▸ ENTRIES SHOWN:
──────────

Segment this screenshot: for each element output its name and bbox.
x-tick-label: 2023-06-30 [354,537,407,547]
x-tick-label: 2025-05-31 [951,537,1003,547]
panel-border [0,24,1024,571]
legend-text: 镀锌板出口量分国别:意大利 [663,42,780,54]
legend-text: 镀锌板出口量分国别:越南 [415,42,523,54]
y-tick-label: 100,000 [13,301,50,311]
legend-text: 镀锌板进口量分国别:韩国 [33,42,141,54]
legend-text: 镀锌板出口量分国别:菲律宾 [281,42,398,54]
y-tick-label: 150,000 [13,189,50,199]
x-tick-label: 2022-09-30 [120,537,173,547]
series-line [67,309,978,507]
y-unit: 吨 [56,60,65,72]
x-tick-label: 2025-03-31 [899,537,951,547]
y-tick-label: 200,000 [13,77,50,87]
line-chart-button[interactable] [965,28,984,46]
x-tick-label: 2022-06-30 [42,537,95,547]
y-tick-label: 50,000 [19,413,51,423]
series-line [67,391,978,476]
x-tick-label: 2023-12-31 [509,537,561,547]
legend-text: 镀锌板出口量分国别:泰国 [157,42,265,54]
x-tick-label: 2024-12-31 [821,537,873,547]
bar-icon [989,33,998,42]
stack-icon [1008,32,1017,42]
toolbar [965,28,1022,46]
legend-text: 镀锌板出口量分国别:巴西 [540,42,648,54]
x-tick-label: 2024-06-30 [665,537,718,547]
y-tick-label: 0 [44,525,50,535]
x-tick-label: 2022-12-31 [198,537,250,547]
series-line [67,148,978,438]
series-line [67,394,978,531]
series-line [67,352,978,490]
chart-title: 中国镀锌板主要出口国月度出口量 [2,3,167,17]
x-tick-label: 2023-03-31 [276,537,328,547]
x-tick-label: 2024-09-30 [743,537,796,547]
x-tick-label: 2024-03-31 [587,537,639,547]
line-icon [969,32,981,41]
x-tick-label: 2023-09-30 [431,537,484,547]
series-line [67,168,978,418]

──────────

Render every line of the material above as a Markdown table with two columns, No. and Entry, where No. numbers the rows in order and Entry holds each line. Leave out any blank lines.

| No. | Entry |
|---|---|
| 1 | Segment this screenshot: for each element output its name and bbox. |
| 2 | x-tick-label: 2023-06-30 [354,537,407,547] |
| 3 | x-tick-label: 2025-05-31 [951,537,1003,547] |
| 4 | panel-border [0,24,1024,571] |
| 5 | legend-text: 镀锌板出口量分国别:意大利 [663,42,780,54] |
| 6 | legend-text: 镀锌板出口量分国别:越南 [415,42,523,54] |
| 7 | y-tick-label: 100,000 [13,301,50,311] |
| 8 | legend-text: 镀锌板进口量分国别:韩国 [33,42,141,54] |
| 9 | legend-text: 镀锌板出口量分国别:菲律宾 [281,42,398,54] |
| 10 | y-tick-label: 150,000 [13,189,50,199] |
| 11 | x-tick-label: 2022-09-30 [120,537,173,547] |
| 12 | series-line [67,309,978,507] |
| 13 | y-unit: 吨 [56,60,65,72] |
| 14 | x-tick-label: 2025-03-31 [899,537,951,547] |
| 15 | y-tick-label: 200,000 [13,77,50,87] |
| 16 | line-chart-button[interactable] [965,28,984,46] |
| 17 | x-tick-label: 2022-06-30 [42,537,95,547] |
| 18 | y-tick-label: 50,000 [19,413,51,423] |
| 19 | series-line [67,391,978,476] |
| 20 | x-tick-label: 2023-12-31 [509,537,561,547] |
| 21 | legend-text: 镀锌板出口量分国别:泰国 [157,42,265,54] |
| 22 | x-tick-label: 2024-12-31 [821,537,873,547] |
| 23 | bar-icon [989,33,998,42] |
| 24 | stack-icon [1008,32,1017,42] |
| 25 | toolbar [965,28,1022,46] |
| 26 | legend-text: 镀锌板出口量分国别:巴西 [540,42,648,54] |
| 27 | x-tick-label: 2024-06-30 [665,537,718,547] |
| 28 | y-tick-label: 0 [44,525,50,535] |
| 29 | x-tick-label: 2022-12-31 [198,537,250,547] |
| 30 | series-line [67,148,978,438] |
| 31 | series-line [67,394,978,531] |
| 32 | series-line [67,352,978,490] |
| 33 | chart-title: 中国镀锌板主要出口国月度出口量 [2,3,167,17] |
| 34 | x-tick-label: 2023-03-31 [276,537,328,547] |
| 35 | x-tick-label: 2024-09-30 [743,537,796,547] |
| 36 | x-tick-label: 2024-03-31 [587,537,639,547] |
| 37 | line-icon [969,32,981,41] |
| 38 | x-tick-label: 2023-09-30 [431,537,484,547] |
| 39 | series-line [67,168,978,418] |